SUPPLIED MATERIAL start
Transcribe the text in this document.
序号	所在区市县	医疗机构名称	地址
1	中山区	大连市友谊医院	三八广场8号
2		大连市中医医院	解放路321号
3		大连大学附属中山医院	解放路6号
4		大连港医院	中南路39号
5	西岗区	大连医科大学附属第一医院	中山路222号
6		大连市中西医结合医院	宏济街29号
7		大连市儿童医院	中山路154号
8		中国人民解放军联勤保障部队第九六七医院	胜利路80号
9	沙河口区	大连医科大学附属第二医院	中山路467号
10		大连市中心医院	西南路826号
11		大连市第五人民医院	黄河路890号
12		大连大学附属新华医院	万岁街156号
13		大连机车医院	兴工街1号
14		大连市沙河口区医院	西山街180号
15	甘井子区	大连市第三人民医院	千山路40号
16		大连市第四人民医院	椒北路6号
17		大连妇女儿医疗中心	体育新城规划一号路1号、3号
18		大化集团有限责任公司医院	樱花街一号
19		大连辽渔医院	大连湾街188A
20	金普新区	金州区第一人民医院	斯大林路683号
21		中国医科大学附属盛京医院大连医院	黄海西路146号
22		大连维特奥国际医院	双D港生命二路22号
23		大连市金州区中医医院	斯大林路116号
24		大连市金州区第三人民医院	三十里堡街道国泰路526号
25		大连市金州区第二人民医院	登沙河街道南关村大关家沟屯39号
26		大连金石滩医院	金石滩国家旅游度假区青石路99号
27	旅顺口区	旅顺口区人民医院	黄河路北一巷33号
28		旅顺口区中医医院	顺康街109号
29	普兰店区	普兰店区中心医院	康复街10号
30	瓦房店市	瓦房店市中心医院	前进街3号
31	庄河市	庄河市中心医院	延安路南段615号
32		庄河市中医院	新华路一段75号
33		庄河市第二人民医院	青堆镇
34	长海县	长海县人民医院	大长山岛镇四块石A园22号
SUPPLIED MATERIAL end
*YOUR GOAL*
Exactly reproduce every line of the data above.

*SOLUTION*
Transcribe the text in this document.
序号	所在区市县	医疗机构名称	地址
1	中山区	大连市友谊医院	三八广场8号
2		大连市中医医院	解放路321号
3		大连大学附属中山医院	解放路6号
4		大连港医院	中南路39号
5	西岗区	大连医科大学附属第一医院	中山路222号
6		大连市中西医结合医院	宏济街29号
7		大连市儿童医院	中山路154号
8		中国人民解放军联勤保障部队第九六七医院	胜利路80号
9	沙河口区	大连医科大学附属第二医院	中山路467号
10		大连市中心医院	西南路826号
11		大连市第五人民医院	黄河路890号
12		大连大学附属新华医院	万岁街156号
13		大连机车医院	兴工街1号
14		大连市沙河口区医院	西山街180号
15	甘井子区	大连市第三人民医院	千山路40号
16		大连市第四人民医院	椒北路6号
17		大连妇女儿医疗中心	体育新城规划一号路1号、3号
18		大化集团有限责任公司医院	樱花街一号
19		大连辽渔医院	大连湾街188A
20	金普新区	金州区第一人民医院	斯大林路683号
21		中国医科大学附属盛京医院大连医院	黄海西路146号
22		大连维特奥国际医院	双D港生命二路22号
23		大连市金州区中医医院	斯大林路116号
24		大连市金州区第三人民医院	三十里堡街道国泰路526号
25		大连市金州区第二人民医院	登沙河街道南关村大关家沟屯39号
26		大连金石滩医院	金石滩国家旅游度假区青石路99号
27	旅顺口区	旅顺口区人民医院	黄河路北一巷33号
28		旅顺口区中医医院	顺康街109号
29	普兰店区	普兰店区中心医院	康复街10号
30	瓦房店市	瓦房店市中心医院	前进街3号
31	庄河市	庄河市中心医院	延安路南段615号
32		庄河市中医院	新华路一段75号
33		庄河市第二人民医院	青堆镇
34	长海县	长海县人民医院	大长山岛镇四块石A园22号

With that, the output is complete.